*What the task requires*
Gather up the lines with the word "Users" in them.

═════ Available records ═════

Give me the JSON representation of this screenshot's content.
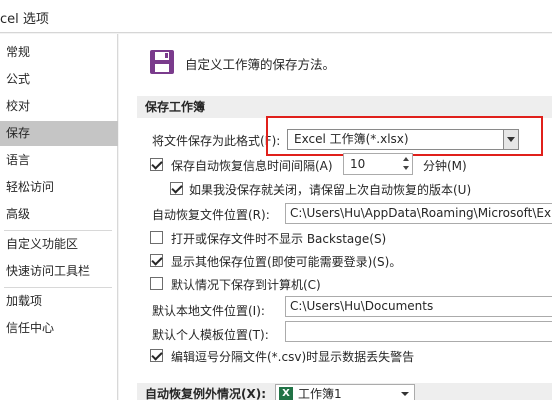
{
  "window": {
    "title": "cel 选项"
  },
  "sidebar": {
    "items": [
      {
        "label": "常规"
      },
      {
        "label": "公式"
      },
      {
        "label": "校对"
      },
      {
        "label": "保存"
      },
      {
        "label": "语言"
      },
      {
        "label": "轻松访问"
      },
      {
        "label": "高级"
      },
      {
        "label": "自定义功能区"
      },
      {
        "label": "快速访问工具栏"
      },
      {
        "label": "加载项"
      },
      {
        "label": "信任中心"
      }
    ],
    "active": "保存"
  },
  "main": {
    "heading": "自定义工作簿的保存方法。",
    "section_save": "保存工作簿",
    "format_label": "将文件保存为此格式(F):",
    "format_value": "Excel 工作簿(*.xlsx)",
    "autorecover_label": "保存自动恢复信息时间间隔(A)",
    "autorecover_checked": true,
    "autorecover_minutes": "10",
    "minutes_label": "分钟(M)",
    "keep_last_label": "如果我没保存就关闭，请保留上次自动恢复的版本(U)",
    "keep_last_checked": true,
    "autorecover_location_label": "自动恢复文件位置(R):",
    "autorecover_location_value": "C:\\Users\\Hu\\AppData\\Roaming\\Microsoft\\Ex",
    "no_backstage_label": "打开或保存文件时不显示 Backstage(S)",
    "no_backstage_checked": false,
    "show_other_label": "显示其他保存位置(即使可能需要登录)(S)。",
    "show_other_checked": true,
    "save_to_computer_label": "默认情况下保存到计算机(C)",
    "save_to_computer_checked": false,
    "local_location_label": "默认本地文件位置(I):",
    "local_location_value": "C:\\Users\\Hu\\Documents",
    "template_location_label": "默认个人模板位置(T):",
    "template_location_value": "",
    "csv_warning_label": "编辑逗号分隔文件(*.csv)时显示数据丢失警告",
    "csv_warning_checked": true,
    "section_exceptions": "自动恢复例外情况(X):",
    "exceptions_value": "工作簿1",
    "exceptions_icon": "X"
  }
}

═════

*Solution to the exercise*
    "autorecover_location_value": "C:\\Users\\Hu\\AppData\\Roaming\\Microsoft\\Ex",
    "local_location_value": "C:\\Users\\Hu\\Documents",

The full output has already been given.